- [WHAT IS EXPECTED] All lines in the data bearing the string "Plants" should be identified and copied.

Dataset items
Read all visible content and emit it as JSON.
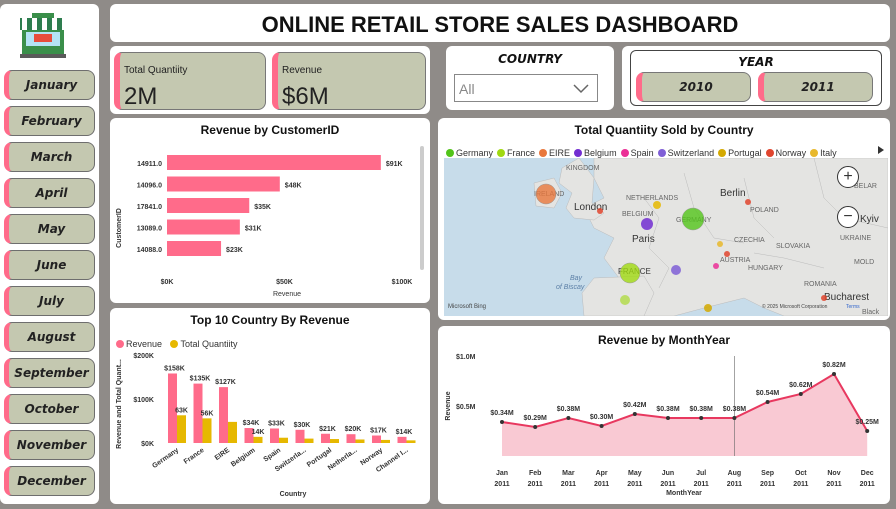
{
  "title": "ONLINE RETAIL STORE SALES DASHBOARD",
  "months": [
    "January",
    "February",
    "March",
    "April",
    "May",
    "June",
    "July",
    "August",
    "September",
    "October",
    "November",
    "December"
  ],
  "kpis": {
    "quantity_label": "Total Quantiity",
    "quantity_value": "2M",
    "revenue_label": "Revenue",
    "revenue_value": "$6M"
  },
  "country_slicer": {
    "title": "COUNTRY",
    "value": "All"
  },
  "year_slicer": {
    "title": "YEAR",
    "options": [
      "2010",
      "2011"
    ]
  },
  "colors": {
    "pink": "#ff6b8a",
    "gold": "#e6b800",
    "kpi_bg": "#c4c8b0"
  },
  "customer_chart": {
    "title": "Revenue by CustomerID",
    "ylabel": "CustomerID",
    "xlabel": "Revenue",
    "ticks": [
      "$0K",
      "$50K",
      "$100K"
    ],
    "tick_values": [
      0,
      50,
      100
    ],
    "xmax": 100,
    "categories": [
      "14911.0",
      "14096.0",
      "17841.0",
      "13089.0",
      "14088.0"
    ],
    "values": [
      91,
      48,
      35,
      31,
      23
    ],
    "labels": [
      "$91K",
      "$48K",
      "$35K",
      "$31K",
      "$23K"
    ]
  },
  "map": {
    "title": "Total Quantiity Sold by Country",
    "legend": [
      {
        "name": "Germany",
        "color": "#52c41a"
      },
      {
        "name": "France",
        "color": "#a0d911"
      },
      {
        "name": "EIRE",
        "color": "#e8773c"
      },
      {
        "name": "Belgium",
        "color": "#722ed1"
      },
      {
        "name": "Spain",
        "color": "#eb2f96"
      },
      {
        "name": "Switzerland",
        "color": "#7f5fd6"
      },
      {
        "name": "Portugal",
        "color": "#d4a900"
      },
      {
        "name": "Norway",
        "color": "#e0452e"
      },
      {
        "name": "Italy",
        "color": "#e8b82c"
      }
    ],
    "place_labels": {
      "kingdom": "KINGDOM",
      "netherlands": "NETHERLANDS",
      "london": "London",
      "berlin": "Berlin",
      "poland": "POLAND",
      "germany": "GERMANY",
      "ireland": "IRELAND",
      "belgium": "BELGIUM",
      "paris": "Paris",
      "czechia": "CZECHIA",
      "slovakia": "SLOVAKIA",
      "ukraine": "UKRAINE",
      "kyiv": "Kyiv",
      "belarus": "BELAR",
      "france": "FRANCE",
      "austria": "AUSTRIA",
      "hungary": "HUNGARY",
      "moldova": "MOLD",
      "bay": "Bay",
      "biscay": "of Biscay",
      "romania": "ROMANIA",
      "bucharest": "Bucharest",
      "black": "Black",
      "bing": "Microsoft Bing",
      "copyright": "© 2025 Microsoft Corporation",
      "terms": "Terms"
    }
  },
  "country_chart": {
    "title": "Top 10 Country By Revenue",
    "legend": [
      "Revenue",
      "Total Quantiity"
    ],
    "ylabel": "Revenue and Total Quant...",
    "xlabel": "Country",
    "yticks": [
      "$200K",
      "$100K",
      "$0K"
    ],
    "ytick_values": [
      200,
      100,
      0
    ],
    "ymax": 200,
    "categories": [
      "Germany",
      "France",
      "EIRE",
      "Belgium",
      "Spain",
      "Switzerla...",
      "Portugal",
      "Netherla...",
      "Norway",
      "Channel I..."
    ],
    "revenue": [
      158,
      135,
      127,
      34,
      33,
      30,
      21,
      20,
      17,
      14
    ],
    "revenue_labels": [
      "$158K",
      "$135K",
      "$127K",
      "$34K",
      "$33K",
      "$30K",
      "$21K",
      "$20K",
      "$17K",
      "$14K"
    ],
    "quantity": [
      63,
      56,
      48,
      14,
      12,
      10,
      9,
      8,
      7,
      6
    ],
    "quantity_labels": [
      "63K",
      "56K",
      "",
      "14K",
      "",
      "",
      "",
      "",
      "",
      ""
    ]
  },
  "month_chart": {
    "title": "Revenue by MonthYear",
    "ylabel": "Revenue",
    "xlabel": "MonthYear",
    "yticks": [
      "$1.0M",
      "$0.5M"
    ],
    "ytick_values": [
      1.0,
      0.5
    ],
    "ymax": 1.0,
    "categories": [
      "Jan",
      "Feb",
      "Mar",
      "Apr",
      "May",
      "Jun",
      "Jul",
      "Aug",
      "Sep",
      "Oct",
      "Nov",
      "Dec"
    ],
    "years": [
      "2011",
      "2011",
      "2011",
      "2011",
      "2011",
      "2011",
      "2011",
      "2011",
      "2011",
      "2011",
      "2011",
      "2011"
    ],
    "values": [
      0.34,
      0.29,
      0.38,
      0.3,
      0.42,
      0.38,
      0.38,
      0.38,
      0.54,
      0.62,
      0.82,
      0.25
    ],
    "labels": [
      "$0.34M",
      "$0.29M",
      "$0.38M",
      "$0.30M",
      "$0.42M",
      "$0.38M",
      "$0.38M",
      "$0.38M",
      "$0.54M",
      "$0.62M",
      "$0.82M",
      "$0.25M"
    ]
  }
}
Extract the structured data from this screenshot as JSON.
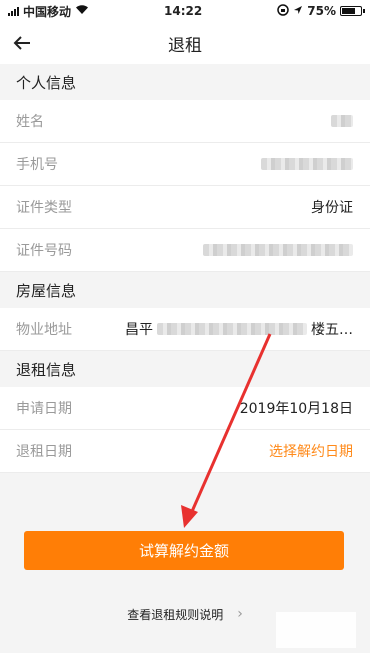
{
  "status": {
    "carrier": "中国移动",
    "time": "14:22",
    "battery": "75%"
  },
  "nav": {
    "title": "退租"
  },
  "sections": {
    "personal": "个人信息",
    "house": "房屋信息",
    "lease": "退租信息"
  },
  "fields": {
    "name_label": "姓名",
    "phone_label": "手机号",
    "id_type_label": "证件类型",
    "id_type_value": "身份证",
    "id_number_label": "证件号码",
    "address_label": "物业地址",
    "address_prefix": "昌平",
    "address_suffix": "楼五…",
    "apply_date_label": "申请日期",
    "apply_date_value": "2019年10月18日",
    "end_date_label": "退租日期",
    "end_date_value": "选择解约日期"
  },
  "actions": {
    "calc_button": "试算解约金额",
    "rules_link": "查看退租规则说明"
  },
  "colors": {
    "accent": "#ff7e06",
    "arrow": "#e8312f"
  }
}
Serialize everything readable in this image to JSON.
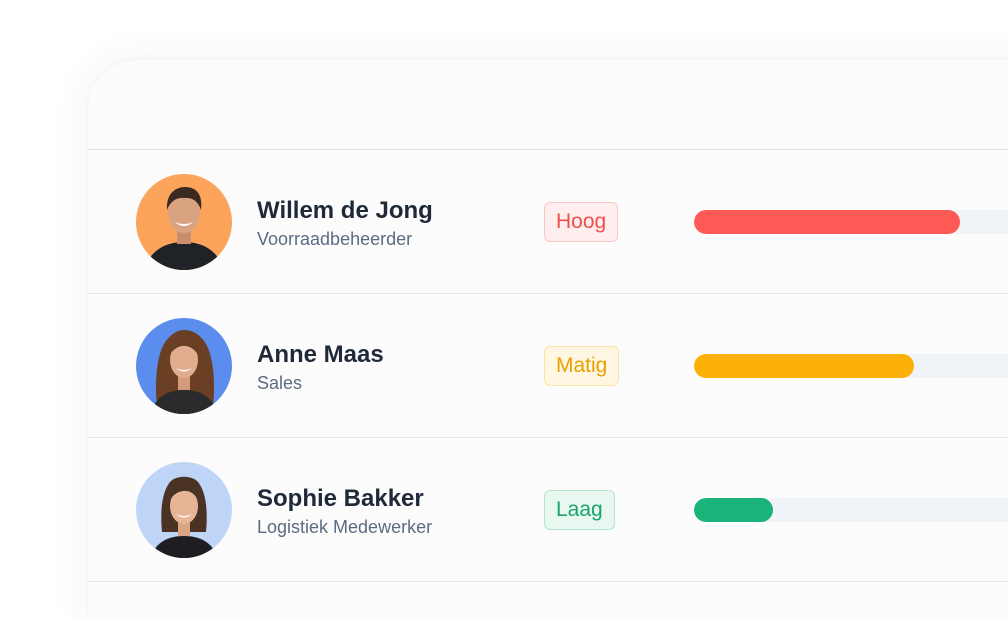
{
  "rows": [
    {
      "name": "Willem de Jong",
      "role": "Voorraadbeheerder",
      "badge": "Hoog",
      "badge_text_color": "#f0504a",
      "badge_bg_color": "#feeeee",
      "badge_border_color": "#f9c8c7",
      "bar_color": "#fd5a55",
      "bar_level": 0.74,
      "avatar_bg_color": "#fca45b"
    },
    {
      "name": "Anne Maas",
      "role": "Sales",
      "badge": "Matig",
      "badge_text_color": "#ea9f04",
      "badge_bg_color": "#fff7e2",
      "badge_border_color": "#fbe2a6",
      "bar_color": "#fdb007",
      "bar_level": 0.61,
      "avatar_bg_color": "#5b8def"
    },
    {
      "name": "Sophie Bakker",
      "role": "Logistiek Medewerker",
      "badge": "Laag",
      "badge_text_color": "#18a56a",
      "badge_bg_color": "#e8f8f0",
      "badge_border_color": "#b4e6cd",
      "bar_color": "#1ab37a",
      "bar_level": 0.22,
      "avatar_bg_color": "#bfd5f7"
    }
  ]
}
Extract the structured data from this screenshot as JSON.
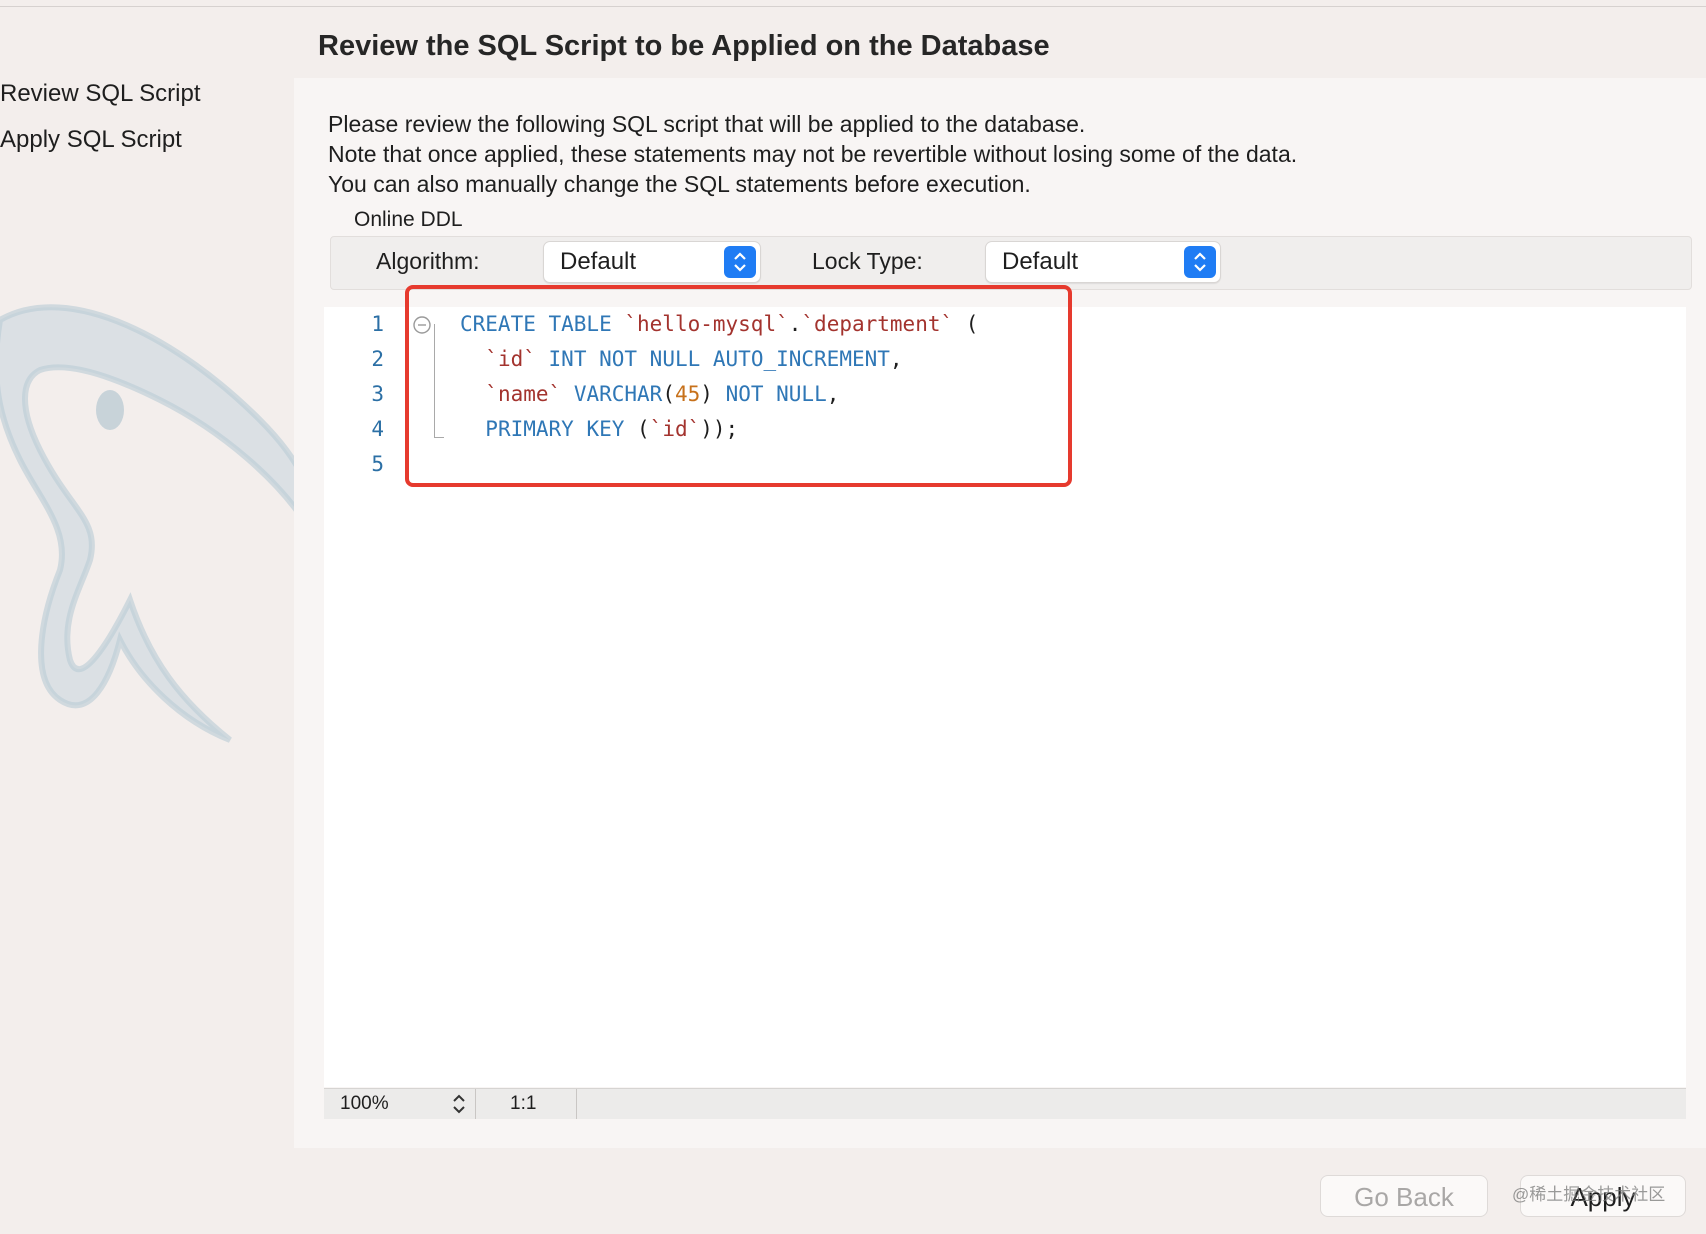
{
  "page_title": "Review the SQL Script to be Applied on the Database",
  "steps": [
    {
      "label": "Review SQL Script"
    },
    {
      "label": "Apply SQL Script"
    }
  ],
  "description": [
    "Please review the following SQL script that will be applied to the database.",
    "Note that once applied, these statements may not be revertible without losing some of the data.",
    "You can also manually change the SQL statements before execution."
  ],
  "online_ddl": {
    "title": "Online DDL",
    "algorithm_label": "Algorithm:",
    "algorithm_value": "Default",
    "lock_type_label": "Lock Type:",
    "lock_type_value": "Default"
  },
  "editor": {
    "line_numbers": [
      "1",
      "2",
      "3",
      "4",
      "5"
    ],
    "lines": [
      [
        {
          "t": "CREATE TABLE",
          "c": "kw"
        },
        {
          "t": " ",
          "c": "pun"
        },
        {
          "t": "`hello-mysql`",
          "c": "id"
        },
        {
          "t": ".",
          "c": "pun"
        },
        {
          "t": "`department`",
          "c": "id"
        },
        {
          "t": " (",
          "c": "pun"
        }
      ],
      [
        {
          "t": "  ",
          "c": "pun"
        },
        {
          "t": "`id`",
          "c": "id"
        },
        {
          "t": " ",
          "c": "pun"
        },
        {
          "t": "INT NOT NULL AUTO_INCREMENT",
          "c": "kw"
        },
        {
          "t": ",",
          "c": "pun"
        }
      ],
      [
        {
          "t": "  ",
          "c": "pun"
        },
        {
          "t": "`name`",
          "c": "id"
        },
        {
          "t": " ",
          "c": "pun"
        },
        {
          "t": "VARCHAR",
          "c": "kw"
        },
        {
          "t": "(",
          "c": "pun"
        },
        {
          "t": "45",
          "c": "num"
        },
        {
          "t": ") ",
          "c": "pun"
        },
        {
          "t": "NOT NULL",
          "c": "kw"
        },
        {
          "t": ",",
          "c": "pun"
        }
      ],
      [
        {
          "t": "  ",
          "c": "pun"
        },
        {
          "t": "PRIMARY KEY",
          "c": "kw"
        },
        {
          "t": " (",
          "c": "pun"
        },
        {
          "t": "`id`",
          "c": "id"
        },
        {
          "t": "));",
          "c": "pun"
        }
      ],
      []
    ]
  },
  "status_bar": {
    "zoom": "100%",
    "cursor_position": "1:1"
  },
  "buttons": {
    "go_back": "Go Back",
    "apply": "Apply"
  },
  "watermark": "@稀土掘金技术社区",
  "colors": {
    "keyword": "#2f77b6",
    "identifier": "#a3332e",
    "number": "#c7711b",
    "highlight_border": "#e63a2e",
    "select_accent": "#1f7cf4"
  }
}
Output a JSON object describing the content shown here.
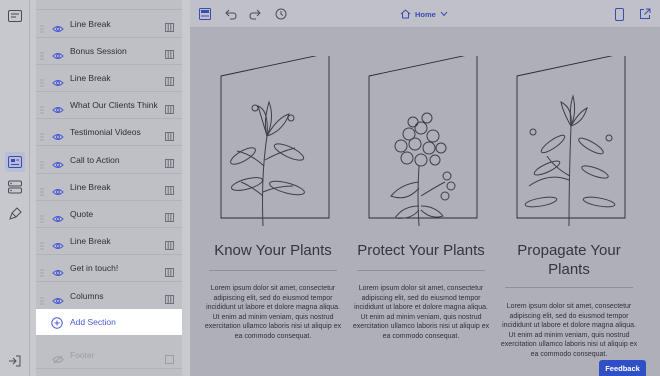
{
  "sections": [
    {
      "label": "Line Break",
      "hidden": false
    },
    {
      "label": "Bonus Session",
      "hidden": false
    },
    {
      "label": "Line Break",
      "hidden": false
    },
    {
      "label": "What Our Clients Think",
      "hidden": false
    },
    {
      "label": "Testimonial Videos",
      "hidden": false
    },
    {
      "label": "Call to Action",
      "hidden": false
    },
    {
      "label": "Line Break",
      "hidden": false
    },
    {
      "label": "Quote",
      "hidden": false
    },
    {
      "label": "Line Break",
      "hidden": false
    },
    {
      "label": "Get in touch!",
      "hidden": false
    },
    {
      "label": "Columns",
      "hidden": false
    }
  ],
  "add_section_label": "Add Section",
  "footer_label": "Footer",
  "toolbar": {
    "page_name": "Home"
  },
  "content": {
    "columns": [
      {
        "heading": "Know Your Plants",
        "body": "Lorem ipsum dolor sit amet, consectetur adipiscing elit, sed do eiusmod tempor incididunt ut labore et dolore magna aliqua. Ut enim ad minim veniam, quis nostrud exercitation ullamco laboris nisi ut aliquip ex ea commodo consequat."
      },
      {
        "heading": "Protect Your Plants",
        "body": "Lorem ipsum dolor sit amet, consectetur adipiscing elit, sed do eiusmod tempor incididunt ut labore et dolore magna aliqua. Ut enim ad minim veniam, quis nostrud exercitation ullamco laboris nisi ut aliquip ex ea commodo consequat."
      },
      {
        "heading": "Propagate Your Plants",
        "body": "Lorem ipsum dolor sit amet, consectetur adipiscing elit, sed do eiusmod tempor incididunt ut labore et dolore magna aliqua. Ut enim ad minim veniam, quis nostrud exercitation ullamco laboris nisi ut aliquip ex ea commodo consequat."
      }
    ]
  },
  "feedback_label": "Feedback",
  "icons": {
    "rail": [
      "pages-icon",
      "sections-icon",
      "layers-icon",
      "brush-icon",
      "exit-icon"
    ],
    "toolbar": [
      "save-icon",
      "undo-icon",
      "redo-icon",
      "history-icon",
      "home-icon",
      "chevron-down-icon",
      "mobile-preview-icon",
      "external-link-icon"
    ]
  },
  "colors": {
    "accent": "#2f4fc7",
    "link": "#4a5bd4"
  }
}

- [SOLUTION TO THE PROBLEM]
        "heading": "Know Your Plants",
        "heading": "Protect Your Plants",
        "heading": "Propagate Your Plants",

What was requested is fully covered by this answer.